Goal of the exercise:
Would you transcribe the listing that follows, character for character, and omit its images?

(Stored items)

::::::::

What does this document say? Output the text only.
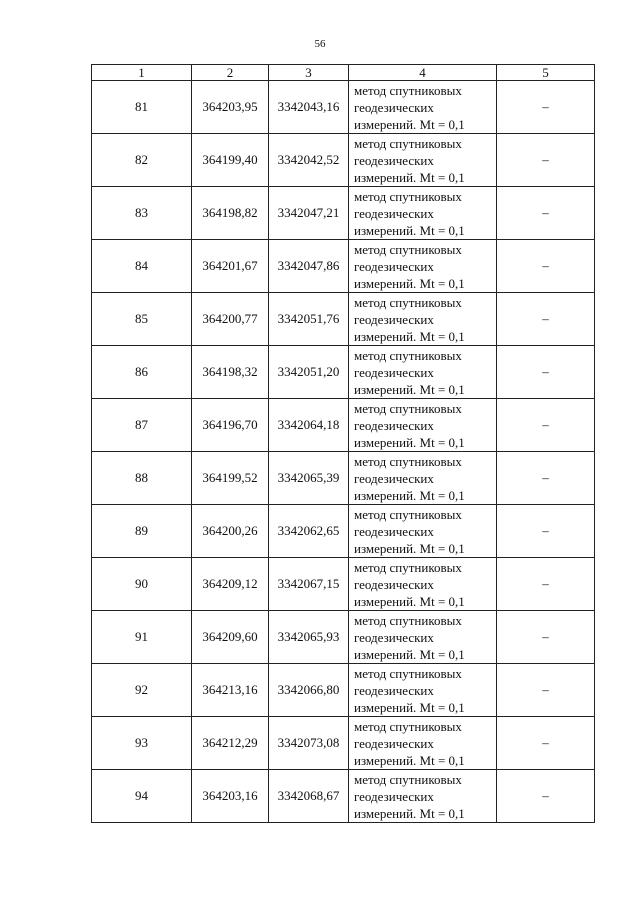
56
1	2	3	4	5
81	364203,95	3342043,16	метод спутниковых
геодезических
измерений. Mt = 0,1	–
82	364199,40	3342042,52	метод спутниковых
геодезических
измерений. Mt = 0,1	–
83	364198,82	3342047,21	метод спутниковых
геодезических
измерений. Mt = 0,1	–
84	364201,67	3342047,86	метод спутниковых
геодезических
измерений. Mt = 0,1	–
85	364200,77	3342051,76	метод спутниковых
геодезических
измерений. Mt = 0,1	–
86	364198,32	3342051,20	метод спутниковых
геодезических
измерений. Mt = 0,1	–
87	364196,70	3342064,18	метод спутниковых
геодезических
измерений. Mt = 0,1	–
88	364199,52	3342065,39	метод спутниковых
геодезических
измерений. Mt = 0,1	–
89	364200,26	3342062,65	метод спутниковых
геодезических
измерений. Mt = 0,1	–
90	364209,12	3342067,15	метод спутниковых
геодезических
измерений. Mt = 0,1	–
91	364209,60	3342065,93	метод спутниковых
геодезических
измерений. Mt = 0,1	–
92	364213,16	3342066,80	метод спутниковых
геодезических
измерений. Mt = 0,1	–
93	364212,29	3342073,08	метод спутниковых
геодезических
измерений. Mt = 0,1	–
94	364203,16	3342068,67	метод спутниковых
геодезических
измерений. Mt = 0,1	–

::::::::

Complete response:
What does this document say? Output the text only.
56
1	2	3	4	5
81	364203,95	3342043,16	метод спутниковых
геодезических
измерений. Mt = 0,1	–
82	364199,40	3342042,52	метод спутниковых
геодезических
измерений. Mt = 0,1	–
83	364198,82	3342047,21	метод спутниковых
геодезических
измерений. Mt = 0,1	–
84	364201,67	3342047,86	метод спутниковых
геодезических
измерений. Mt = 0,1	–
85	364200,77	3342051,76	метод спутниковых
геодезических
измерений. Mt = 0,1	–
86	364198,32	3342051,20	метод спутниковых
геодезических
измерений. Mt = 0,1	–
87	364196,70	3342064,18	метод спутниковых
геодезических
измерений. Mt = 0,1	–
88	364199,52	3342065,39	метод спутниковых
геодезических
измерений. Mt = 0,1	–
89	364200,26	3342062,65	метод спутниковых
геодезических
измерений. Mt = 0,1	–
90	364209,12	3342067,15	метод спутниковых
геодезических
измерений. Mt = 0,1	–
91	364209,60	3342065,93	метод спутниковых
геодезических
измерений. Mt = 0,1	–
92	364213,16	3342066,80	метод спутниковых
геодезических
измерений. Mt = 0,1	–
93	364212,29	3342073,08	метод спутниковых
геодезических
измерений. Mt = 0,1	–
94	364203,16	3342068,67	метод спутниковых
геодезических
измерений. Mt = 0,1	–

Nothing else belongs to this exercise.